WRITTEN INSTRUCTION:
Write the records below out in full, character for character, with no pictures.

SOURCE MATERIAL:
++++++++

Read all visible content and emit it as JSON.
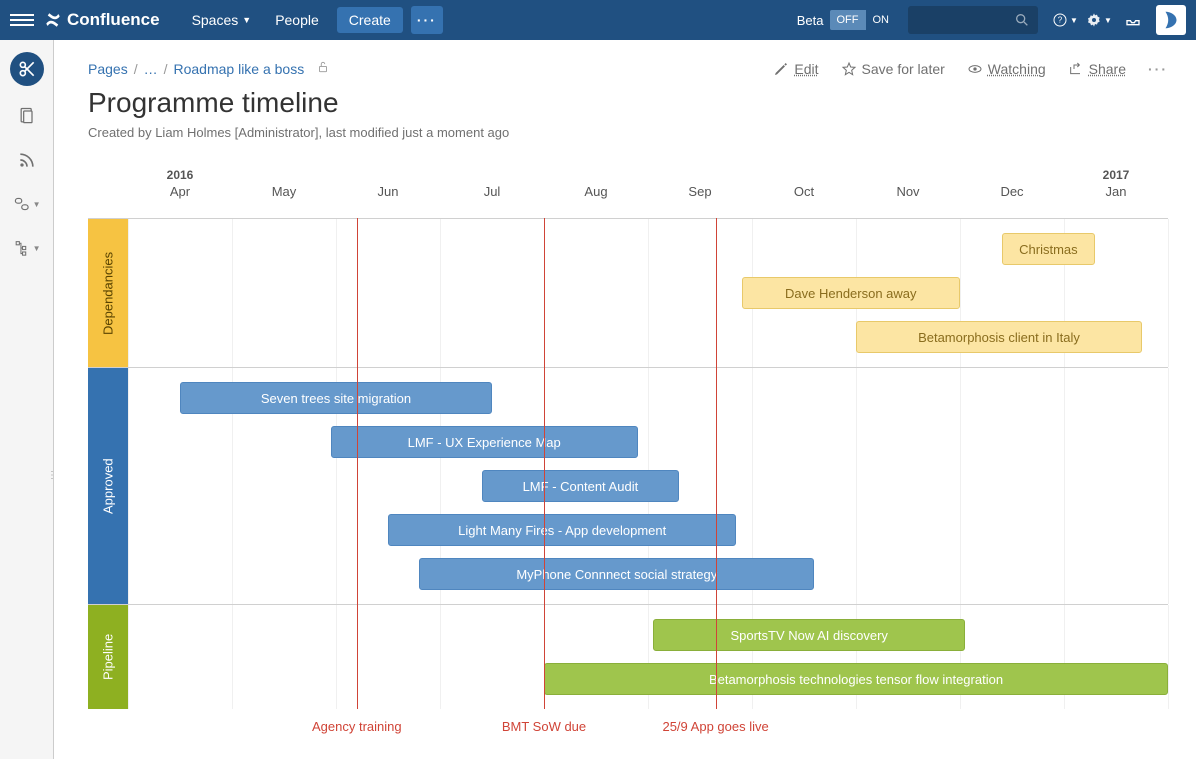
{
  "topnav": {
    "product": "Confluence",
    "spaces": "Spaces",
    "people": "People",
    "create": "Create",
    "beta": "Beta",
    "off": "OFF",
    "on": "ON"
  },
  "breadcrumb": {
    "root": "Pages",
    "ellipsis": "…",
    "current": "Roadmap like a boss"
  },
  "actions": {
    "edit": "Edit",
    "save": "Save for later",
    "watching": "Watching",
    "share": "Share"
  },
  "page": {
    "title": "Programme timeline",
    "byline": "Created by Liam Holmes [Administrator], last modified just a moment ago"
  },
  "chart_data": {
    "type": "gantt",
    "start": "2016-04-01",
    "end": "2017-02-01",
    "months": [
      {
        "label": "Apr",
        "year": "2016",
        "pos": 0
      },
      {
        "label": "May",
        "pos": 1
      },
      {
        "label": "Jun",
        "pos": 2
      },
      {
        "label": "Jul",
        "pos": 3
      },
      {
        "label": "Aug",
        "pos": 4
      },
      {
        "label": "Sep",
        "pos": 5
      },
      {
        "label": "Oct",
        "pos": 6
      },
      {
        "label": "Nov",
        "pos": 7
      },
      {
        "label": "Dec",
        "pos": 8
      },
      {
        "label": "Jan",
        "year": "2017",
        "pos": 9
      }
    ],
    "lanes": [
      {
        "id": "dep",
        "name": "Dependancies",
        "color": "#f6c342",
        "rows": 3,
        "bars": [
          {
            "label": "Christmas",
            "start": 8.4,
            "end": 9.3,
            "row": 0
          },
          {
            "label": "Dave Henderson away",
            "start": 5.9,
            "end": 8.0,
            "row": 1
          },
          {
            "label": "Betamorphosis client in Italy",
            "start": 7.0,
            "end": 9.75,
            "row": 2
          }
        ]
      },
      {
        "id": "app",
        "name": "Approved",
        "color": "#3572b0",
        "rows": 5,
        "bars": [
          {
            "label": "Seven trees site migration",
            "start": 0.5,
            "end": 3.5,
            "row": 0
          },
          {
            "label": "LMF - UX Experience Map",
            "start": 1.95,
            "end": 4.9,
            "row": 1
          },
          {
            "label": "LMF - Content Audit",
            "start": 3.4,
            "end": 5.3,
            "row": 2
          },
          {
            "label": "Light Many Fires - App development",
            "start": 2.5,
            "end": 5.85,
            "row": 3
          },
          {
            "label": "MyPhone Connnect social strategy",
            "start": 2.8,
            "end": 6.6,
            "row": 4
          }
        ]
      },
      {
        "id": "pipe",
        "name": "Pipeline",
        "color": "#8eb021",
        "rows": 2,
        "bars": [
          {
            "label": "SportsTV Now AI discovery",
            "start": 5.05,
            "end": 8.05,
            "row": 0
          },
          {
            "label": "Betamorphosis technologies tensor flow integration",
            "start": 4.0,
            "end": 10.0,
            "row": 1
          }
        ]
      }
    ],
    "markers": [
      {
        "label": "Agency training",
        "pos": 2.2
      },
      {
        "label": "BMT SoW due",
        "pos": 4.0
      },
      {
        "label": "25/9 App goes live",
        "pos": 5.65,
        "wrap": true
      }
    ]
  }
}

++++++++

ANSWER:
Read all visible content and emit it as JSON.
{
  "topnav": {
    "product": "Confluence",
    "spaces": "Spaces",
    "people": "People",
    "create": "Create",
    "beta": "Beta",
    "off": "OFF",
    "on": "ON"
  },
  "breadcrumb": {
    "root": "Pages",
    "ellipsis": "…",
    "current": "Roadmap like a boss"
  },
  "actions": {
    "edit": "Edit",
    "save": "Save for later",
    "watching": "Watching",
    "share": "Share"
  },
  "page": {
    "title": "Programme timeline",
    "byline": "Created by Liam Holmes [Administrator], last modified just a moment ago"
  },
  "chart_data": {
    "type": "gantt",
    "start": "2016-04-01",
    "end": "2017-02-01",
    "months": [
      {
        "label": "Apr",
        "year": "2016",
        "pos": 0
      },
      {
        "label": "May",
        "pos": 1
      },
      {
        "label": "Jun",
        "pos": 2
      },
      {
        "label": "Jul",
        "pos": 3
      },
      {
        "label": "Aug",
        "pos": 4
      },
      {
        "label": "Sep",
        "pos": 5
      },
      {
        "label": "Oct",
        "pos": 6
      },
      {
        "label": "Nov",
        "pos": 7
      },
      {
        "label": "Dec",
        "pos": 8
      },
      {
        "label": "Jan",
        "year": "2017",
        "pos": 9
      }
    ],
    "lanes": [
      {
        "id": "dep",
        "name": "Dependancies",
        "color": "#f6c342",
        "rows": 3,
        "bars": [
          {
            "label": "Christmas",
            "start": 8.4,
            "end": 9.3,
            "row": 0
          },
          {
            "label": "Dave Henderson away",
            "start": 5.9,
            "end": 8.0,
            "row": 1
          },
          {
            "label": "Betamorphosis client in Italy",
            "start": 7.0,
            "end": 9.75,
            "row": 2
          }
        ]
      },
      {
        "id": "app",
        "name": "Approved",
        "color": "#3572b0",
        "rows": 5,
        "bars": [
          {
            "label": "Seven trees site migration",
            "start": 0.5,
            "end": 3.5,
            "row": 0
          },
          {
            "label": "LMF - UX Experience Map",
            "start": 1.95,
            "end": 4.9,
            "row": 1
          },
          {
            "label": "LMF - Content Audit",
            "start": 3.4,
            "end": 5.3,
            "row": 2
          },
          {
            "label": "Light Many Fires - App development",
            "start": 2.5,
            "end": 5.85,
            "row": 3
          },
          {
            "label": "MyPhone Connnect social strategy",
            "start": 2.8,
            "end": 6.6,
            "row": 4
          }
        ]
      },
      {
        "id": "pipe",
        "name": "Pipeline",
        "color": "#8eb021",
        "rows": 2,
        "bars": [
          {
            "label": "SportsTV Now AI discovery",
            "start": 5.05,
            "end": 8.05,
            "row": 0
          },
          {
            "label": "Betamorphosis technologies tensor flow integration",
            "start": 4.0,
            "end": 10.0,
            "row": 1
          }
        ]
      }
    ],
    "markers": [
      {
        "label": "Agency training",
        "pos": 2.2
      },
      {
        "label": "BMT SoW due",
        "pos": 4.0
      },
      {
        "label": "25/9 App goes live",
        "pos": 5.65,
        "wrap": true
      }
    ]
  }
}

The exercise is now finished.